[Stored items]

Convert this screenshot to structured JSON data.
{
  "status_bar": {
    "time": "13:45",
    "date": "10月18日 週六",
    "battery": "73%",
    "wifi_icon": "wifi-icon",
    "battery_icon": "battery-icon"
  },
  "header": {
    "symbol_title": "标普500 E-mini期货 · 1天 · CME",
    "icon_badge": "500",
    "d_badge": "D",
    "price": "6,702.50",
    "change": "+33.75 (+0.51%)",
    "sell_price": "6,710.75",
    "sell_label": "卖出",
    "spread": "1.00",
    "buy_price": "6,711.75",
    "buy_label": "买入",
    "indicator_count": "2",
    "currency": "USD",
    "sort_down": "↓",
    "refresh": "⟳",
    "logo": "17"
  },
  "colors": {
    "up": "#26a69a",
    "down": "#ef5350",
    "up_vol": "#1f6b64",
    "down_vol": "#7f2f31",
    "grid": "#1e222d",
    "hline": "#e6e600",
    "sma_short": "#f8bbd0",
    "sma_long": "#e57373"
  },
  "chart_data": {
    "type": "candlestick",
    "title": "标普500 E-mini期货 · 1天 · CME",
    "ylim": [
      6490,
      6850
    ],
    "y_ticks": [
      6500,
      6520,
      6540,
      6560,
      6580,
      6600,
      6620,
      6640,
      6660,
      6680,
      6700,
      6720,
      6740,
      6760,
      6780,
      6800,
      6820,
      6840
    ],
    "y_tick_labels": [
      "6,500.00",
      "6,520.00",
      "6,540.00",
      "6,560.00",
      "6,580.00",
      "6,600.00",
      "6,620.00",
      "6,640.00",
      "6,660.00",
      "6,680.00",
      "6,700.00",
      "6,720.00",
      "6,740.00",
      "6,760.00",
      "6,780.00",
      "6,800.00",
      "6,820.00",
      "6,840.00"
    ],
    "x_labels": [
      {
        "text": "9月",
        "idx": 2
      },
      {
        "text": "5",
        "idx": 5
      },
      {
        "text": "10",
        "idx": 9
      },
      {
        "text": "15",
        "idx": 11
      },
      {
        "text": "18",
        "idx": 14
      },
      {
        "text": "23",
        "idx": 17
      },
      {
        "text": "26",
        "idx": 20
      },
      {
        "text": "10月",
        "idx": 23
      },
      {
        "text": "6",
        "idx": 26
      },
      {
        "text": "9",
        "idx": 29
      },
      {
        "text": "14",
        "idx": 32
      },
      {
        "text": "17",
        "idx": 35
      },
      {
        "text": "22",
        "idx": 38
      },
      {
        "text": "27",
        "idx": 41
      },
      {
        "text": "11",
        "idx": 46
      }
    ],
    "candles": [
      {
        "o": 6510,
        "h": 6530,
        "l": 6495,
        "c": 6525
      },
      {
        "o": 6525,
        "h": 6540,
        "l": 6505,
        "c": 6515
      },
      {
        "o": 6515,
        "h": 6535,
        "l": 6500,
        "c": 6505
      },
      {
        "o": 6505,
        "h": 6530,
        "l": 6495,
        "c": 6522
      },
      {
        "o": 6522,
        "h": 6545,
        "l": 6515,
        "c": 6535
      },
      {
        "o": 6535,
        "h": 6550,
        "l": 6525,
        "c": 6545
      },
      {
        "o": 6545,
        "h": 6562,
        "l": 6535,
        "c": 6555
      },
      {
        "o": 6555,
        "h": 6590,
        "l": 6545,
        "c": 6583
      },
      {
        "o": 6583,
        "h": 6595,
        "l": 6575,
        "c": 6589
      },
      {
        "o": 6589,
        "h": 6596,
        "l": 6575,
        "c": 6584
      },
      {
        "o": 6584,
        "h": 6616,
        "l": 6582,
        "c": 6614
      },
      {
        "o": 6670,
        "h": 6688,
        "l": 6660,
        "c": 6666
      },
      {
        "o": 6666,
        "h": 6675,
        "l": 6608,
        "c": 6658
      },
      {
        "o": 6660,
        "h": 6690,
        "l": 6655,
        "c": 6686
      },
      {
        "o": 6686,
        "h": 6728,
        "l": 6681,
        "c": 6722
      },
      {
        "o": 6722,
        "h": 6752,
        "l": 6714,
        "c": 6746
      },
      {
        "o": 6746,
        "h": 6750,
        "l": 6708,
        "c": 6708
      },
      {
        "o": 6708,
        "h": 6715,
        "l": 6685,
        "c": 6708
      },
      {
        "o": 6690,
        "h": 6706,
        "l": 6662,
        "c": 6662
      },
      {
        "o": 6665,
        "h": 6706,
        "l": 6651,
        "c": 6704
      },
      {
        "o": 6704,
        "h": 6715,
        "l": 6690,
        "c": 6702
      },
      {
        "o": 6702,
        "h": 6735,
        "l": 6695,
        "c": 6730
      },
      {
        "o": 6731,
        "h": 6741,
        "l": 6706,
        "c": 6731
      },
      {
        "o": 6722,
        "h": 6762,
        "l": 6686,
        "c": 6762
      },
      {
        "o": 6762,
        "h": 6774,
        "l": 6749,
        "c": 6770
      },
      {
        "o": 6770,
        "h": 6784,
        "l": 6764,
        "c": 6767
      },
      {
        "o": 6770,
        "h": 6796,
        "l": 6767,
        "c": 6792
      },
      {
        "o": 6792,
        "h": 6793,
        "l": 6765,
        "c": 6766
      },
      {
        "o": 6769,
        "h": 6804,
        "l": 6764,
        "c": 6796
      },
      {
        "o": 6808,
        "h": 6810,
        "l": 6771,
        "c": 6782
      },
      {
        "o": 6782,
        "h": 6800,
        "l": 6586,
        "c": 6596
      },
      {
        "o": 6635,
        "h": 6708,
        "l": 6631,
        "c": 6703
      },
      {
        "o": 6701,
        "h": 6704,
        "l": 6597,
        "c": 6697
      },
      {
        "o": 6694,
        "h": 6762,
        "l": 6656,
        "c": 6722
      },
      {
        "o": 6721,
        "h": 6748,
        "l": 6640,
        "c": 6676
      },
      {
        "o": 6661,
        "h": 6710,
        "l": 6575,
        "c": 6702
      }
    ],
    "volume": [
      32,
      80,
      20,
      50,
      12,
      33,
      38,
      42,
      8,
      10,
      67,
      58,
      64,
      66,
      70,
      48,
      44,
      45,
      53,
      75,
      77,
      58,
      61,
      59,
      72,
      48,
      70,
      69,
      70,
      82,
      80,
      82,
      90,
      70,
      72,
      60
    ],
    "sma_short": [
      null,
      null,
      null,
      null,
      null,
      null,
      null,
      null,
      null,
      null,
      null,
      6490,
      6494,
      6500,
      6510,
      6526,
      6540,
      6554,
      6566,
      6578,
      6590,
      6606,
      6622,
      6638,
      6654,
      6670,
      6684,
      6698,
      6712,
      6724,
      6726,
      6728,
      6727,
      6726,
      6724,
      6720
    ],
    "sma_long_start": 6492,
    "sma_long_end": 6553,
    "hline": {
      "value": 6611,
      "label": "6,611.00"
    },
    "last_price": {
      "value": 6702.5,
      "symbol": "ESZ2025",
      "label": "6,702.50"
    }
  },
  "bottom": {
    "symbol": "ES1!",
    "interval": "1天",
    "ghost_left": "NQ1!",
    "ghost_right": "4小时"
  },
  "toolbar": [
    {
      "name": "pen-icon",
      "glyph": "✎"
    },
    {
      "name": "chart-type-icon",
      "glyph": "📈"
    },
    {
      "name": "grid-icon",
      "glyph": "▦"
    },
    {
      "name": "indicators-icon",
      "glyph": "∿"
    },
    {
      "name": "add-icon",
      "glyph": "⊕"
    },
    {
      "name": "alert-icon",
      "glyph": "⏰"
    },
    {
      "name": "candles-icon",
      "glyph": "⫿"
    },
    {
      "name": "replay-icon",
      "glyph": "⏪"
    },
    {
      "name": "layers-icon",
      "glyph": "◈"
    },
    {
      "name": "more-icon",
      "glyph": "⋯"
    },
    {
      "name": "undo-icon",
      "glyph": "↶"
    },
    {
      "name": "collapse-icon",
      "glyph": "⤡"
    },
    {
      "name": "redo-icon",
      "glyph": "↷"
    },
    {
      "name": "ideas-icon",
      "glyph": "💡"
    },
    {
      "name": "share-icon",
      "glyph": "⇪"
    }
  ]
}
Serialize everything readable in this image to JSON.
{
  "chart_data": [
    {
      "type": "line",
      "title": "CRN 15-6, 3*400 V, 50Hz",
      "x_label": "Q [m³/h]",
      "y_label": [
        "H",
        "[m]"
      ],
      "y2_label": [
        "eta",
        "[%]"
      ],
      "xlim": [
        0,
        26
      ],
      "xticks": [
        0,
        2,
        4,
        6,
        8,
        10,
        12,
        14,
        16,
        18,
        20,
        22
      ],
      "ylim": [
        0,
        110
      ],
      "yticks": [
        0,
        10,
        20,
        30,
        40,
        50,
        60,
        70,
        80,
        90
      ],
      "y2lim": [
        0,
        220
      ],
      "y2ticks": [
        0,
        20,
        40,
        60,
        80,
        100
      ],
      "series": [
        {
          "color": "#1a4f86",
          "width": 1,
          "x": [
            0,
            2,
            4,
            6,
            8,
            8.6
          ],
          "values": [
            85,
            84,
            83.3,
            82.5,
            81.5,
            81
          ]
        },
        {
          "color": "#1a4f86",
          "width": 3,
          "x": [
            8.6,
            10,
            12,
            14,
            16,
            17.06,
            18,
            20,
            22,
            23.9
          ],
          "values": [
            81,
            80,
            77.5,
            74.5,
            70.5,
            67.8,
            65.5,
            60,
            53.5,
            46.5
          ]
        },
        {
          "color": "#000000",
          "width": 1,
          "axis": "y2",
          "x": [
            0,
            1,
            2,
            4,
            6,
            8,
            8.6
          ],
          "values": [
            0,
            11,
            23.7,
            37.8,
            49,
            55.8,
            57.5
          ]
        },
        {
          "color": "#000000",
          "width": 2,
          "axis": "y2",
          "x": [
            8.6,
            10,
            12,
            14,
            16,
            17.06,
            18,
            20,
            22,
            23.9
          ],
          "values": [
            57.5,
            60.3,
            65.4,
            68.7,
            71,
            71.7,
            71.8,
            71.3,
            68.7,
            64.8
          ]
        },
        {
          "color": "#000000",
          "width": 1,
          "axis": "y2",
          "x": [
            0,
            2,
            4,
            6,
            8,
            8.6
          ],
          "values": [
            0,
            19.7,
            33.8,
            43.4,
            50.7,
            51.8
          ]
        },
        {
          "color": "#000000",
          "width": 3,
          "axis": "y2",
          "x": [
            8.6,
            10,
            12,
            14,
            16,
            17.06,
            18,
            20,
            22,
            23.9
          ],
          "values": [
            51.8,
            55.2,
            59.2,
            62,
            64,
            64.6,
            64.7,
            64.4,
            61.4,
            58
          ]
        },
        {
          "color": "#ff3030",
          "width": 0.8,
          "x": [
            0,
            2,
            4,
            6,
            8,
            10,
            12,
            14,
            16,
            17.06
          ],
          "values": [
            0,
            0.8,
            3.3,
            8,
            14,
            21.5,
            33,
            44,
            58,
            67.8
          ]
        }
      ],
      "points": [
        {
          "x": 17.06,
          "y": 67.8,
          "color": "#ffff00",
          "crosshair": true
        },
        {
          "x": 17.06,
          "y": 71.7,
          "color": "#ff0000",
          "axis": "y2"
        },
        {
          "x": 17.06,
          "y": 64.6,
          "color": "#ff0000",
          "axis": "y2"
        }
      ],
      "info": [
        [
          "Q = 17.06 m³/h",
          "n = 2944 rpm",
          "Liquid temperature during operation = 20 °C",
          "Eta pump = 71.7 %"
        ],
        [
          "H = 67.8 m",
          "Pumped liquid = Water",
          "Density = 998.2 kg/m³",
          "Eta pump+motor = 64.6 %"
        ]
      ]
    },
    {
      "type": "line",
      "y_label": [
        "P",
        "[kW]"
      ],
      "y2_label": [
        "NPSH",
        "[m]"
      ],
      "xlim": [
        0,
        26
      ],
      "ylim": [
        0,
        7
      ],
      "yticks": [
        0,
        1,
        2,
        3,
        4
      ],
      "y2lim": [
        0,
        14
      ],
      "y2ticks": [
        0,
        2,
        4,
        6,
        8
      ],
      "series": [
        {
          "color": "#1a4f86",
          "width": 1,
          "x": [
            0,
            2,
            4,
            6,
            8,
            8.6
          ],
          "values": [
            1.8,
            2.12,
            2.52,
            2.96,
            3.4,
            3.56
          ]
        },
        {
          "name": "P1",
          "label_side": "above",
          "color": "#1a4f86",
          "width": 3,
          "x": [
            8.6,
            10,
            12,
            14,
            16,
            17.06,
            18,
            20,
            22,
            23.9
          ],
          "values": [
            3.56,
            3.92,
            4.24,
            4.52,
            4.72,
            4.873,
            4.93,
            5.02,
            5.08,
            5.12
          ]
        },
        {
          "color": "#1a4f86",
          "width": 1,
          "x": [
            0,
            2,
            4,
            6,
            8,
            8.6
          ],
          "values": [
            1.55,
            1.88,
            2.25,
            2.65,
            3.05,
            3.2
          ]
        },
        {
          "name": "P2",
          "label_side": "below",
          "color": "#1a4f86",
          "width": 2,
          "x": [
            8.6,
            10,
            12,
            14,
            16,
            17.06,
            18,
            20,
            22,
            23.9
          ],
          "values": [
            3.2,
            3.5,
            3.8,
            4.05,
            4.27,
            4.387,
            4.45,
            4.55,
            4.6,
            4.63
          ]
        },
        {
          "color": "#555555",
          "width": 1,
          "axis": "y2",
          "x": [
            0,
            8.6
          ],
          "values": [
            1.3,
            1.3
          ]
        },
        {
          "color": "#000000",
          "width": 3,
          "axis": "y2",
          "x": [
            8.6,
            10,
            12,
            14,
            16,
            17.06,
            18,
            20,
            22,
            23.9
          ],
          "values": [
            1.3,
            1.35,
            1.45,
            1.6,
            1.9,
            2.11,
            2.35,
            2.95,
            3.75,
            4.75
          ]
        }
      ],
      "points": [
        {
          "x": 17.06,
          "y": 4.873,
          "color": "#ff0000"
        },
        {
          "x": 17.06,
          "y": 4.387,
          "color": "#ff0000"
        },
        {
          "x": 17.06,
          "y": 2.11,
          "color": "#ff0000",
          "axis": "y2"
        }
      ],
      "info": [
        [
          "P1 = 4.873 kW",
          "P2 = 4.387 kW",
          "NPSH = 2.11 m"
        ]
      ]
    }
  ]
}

WHAT YOU ARE ASKED TO DO →
Return every line from the records above that holds the word "battery".

CORRECT RESPONSE →
    "battery": "73%",
    "battery_icon": "battery-icon"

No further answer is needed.